*SUPPLIED RECORDS*
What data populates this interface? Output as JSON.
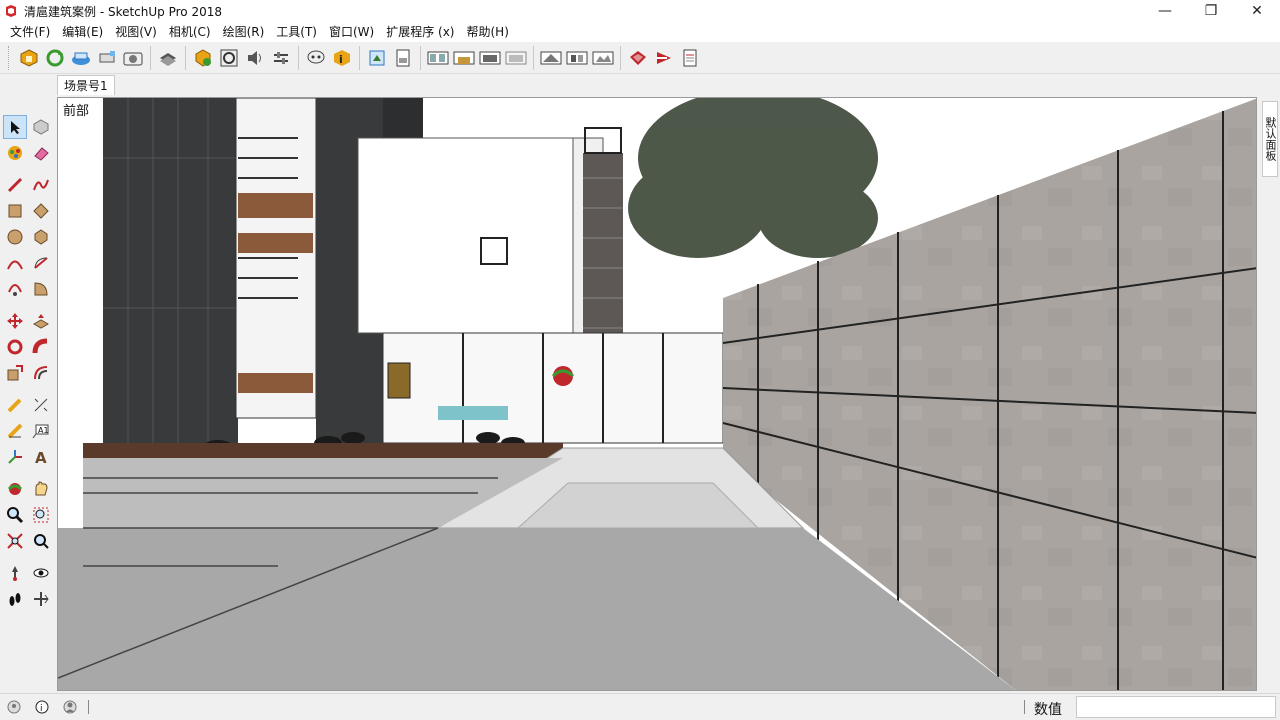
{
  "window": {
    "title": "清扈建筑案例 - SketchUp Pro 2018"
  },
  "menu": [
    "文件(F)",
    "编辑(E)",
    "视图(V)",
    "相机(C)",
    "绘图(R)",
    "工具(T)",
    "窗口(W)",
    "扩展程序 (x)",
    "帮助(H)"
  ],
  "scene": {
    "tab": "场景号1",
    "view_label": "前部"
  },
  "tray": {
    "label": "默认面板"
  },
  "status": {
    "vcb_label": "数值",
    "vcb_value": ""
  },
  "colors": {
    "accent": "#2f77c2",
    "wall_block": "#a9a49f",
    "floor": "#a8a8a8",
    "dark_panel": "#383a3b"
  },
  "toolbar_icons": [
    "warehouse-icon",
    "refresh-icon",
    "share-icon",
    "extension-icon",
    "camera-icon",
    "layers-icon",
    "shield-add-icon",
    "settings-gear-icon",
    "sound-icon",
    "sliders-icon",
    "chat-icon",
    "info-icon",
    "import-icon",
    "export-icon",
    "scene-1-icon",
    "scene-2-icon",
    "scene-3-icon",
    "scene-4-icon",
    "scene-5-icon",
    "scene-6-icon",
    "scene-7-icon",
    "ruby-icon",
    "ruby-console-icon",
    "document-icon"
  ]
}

--

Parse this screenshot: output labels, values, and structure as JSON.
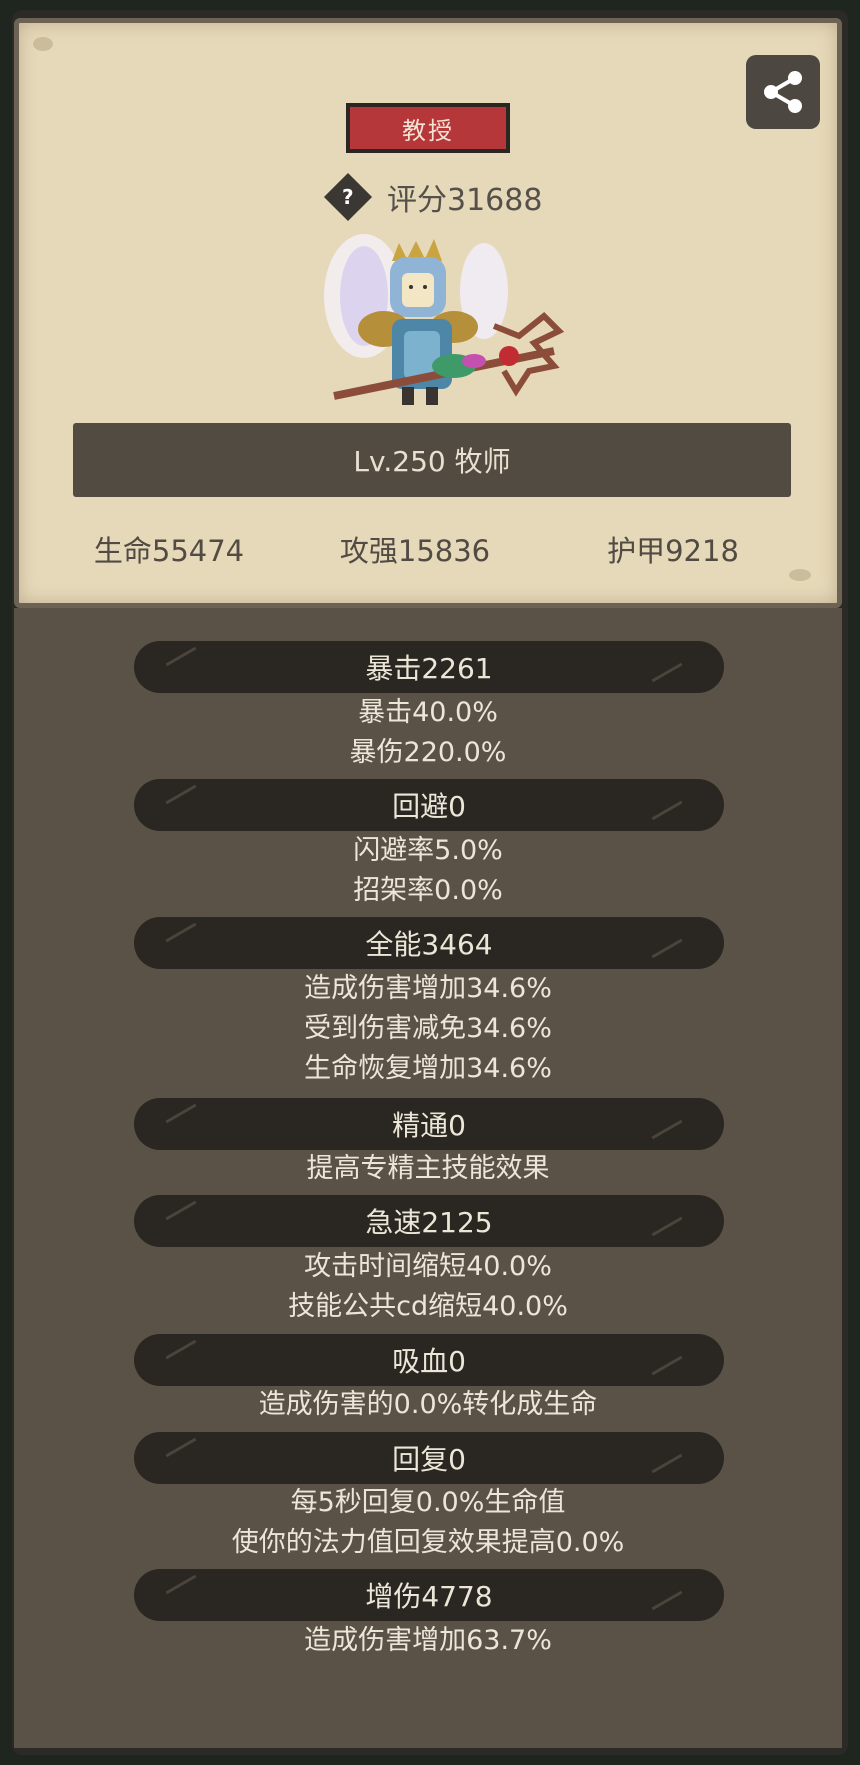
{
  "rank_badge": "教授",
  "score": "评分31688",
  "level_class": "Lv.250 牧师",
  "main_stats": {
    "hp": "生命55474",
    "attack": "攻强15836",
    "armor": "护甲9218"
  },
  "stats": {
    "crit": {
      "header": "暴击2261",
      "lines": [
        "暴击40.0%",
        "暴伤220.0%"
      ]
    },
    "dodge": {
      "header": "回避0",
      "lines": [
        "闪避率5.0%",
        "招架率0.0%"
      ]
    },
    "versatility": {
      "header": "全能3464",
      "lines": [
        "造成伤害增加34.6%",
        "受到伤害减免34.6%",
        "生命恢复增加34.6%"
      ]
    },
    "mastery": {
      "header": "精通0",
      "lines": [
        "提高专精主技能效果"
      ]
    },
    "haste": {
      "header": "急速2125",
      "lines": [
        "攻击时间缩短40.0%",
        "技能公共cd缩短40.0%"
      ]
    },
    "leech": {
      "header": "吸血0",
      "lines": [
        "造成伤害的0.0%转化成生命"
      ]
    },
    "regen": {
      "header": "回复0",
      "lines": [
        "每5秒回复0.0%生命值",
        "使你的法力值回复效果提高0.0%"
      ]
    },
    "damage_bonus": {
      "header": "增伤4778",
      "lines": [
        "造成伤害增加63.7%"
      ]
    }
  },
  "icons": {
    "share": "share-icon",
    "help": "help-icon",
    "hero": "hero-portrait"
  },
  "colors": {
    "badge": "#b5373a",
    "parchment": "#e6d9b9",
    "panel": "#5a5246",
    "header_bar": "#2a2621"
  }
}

*SET TASK*
Using the records above, pull out each line where the word "scene" occurs.

*TASK RESULT*
  "scene": {
    "scene-1-icon",
    "scene-2-icon",
    "scene-3-icon",
    "scene-4-icon",
    "scene-5-icon",
    "scene-6-icon",
    "scene-7-icon",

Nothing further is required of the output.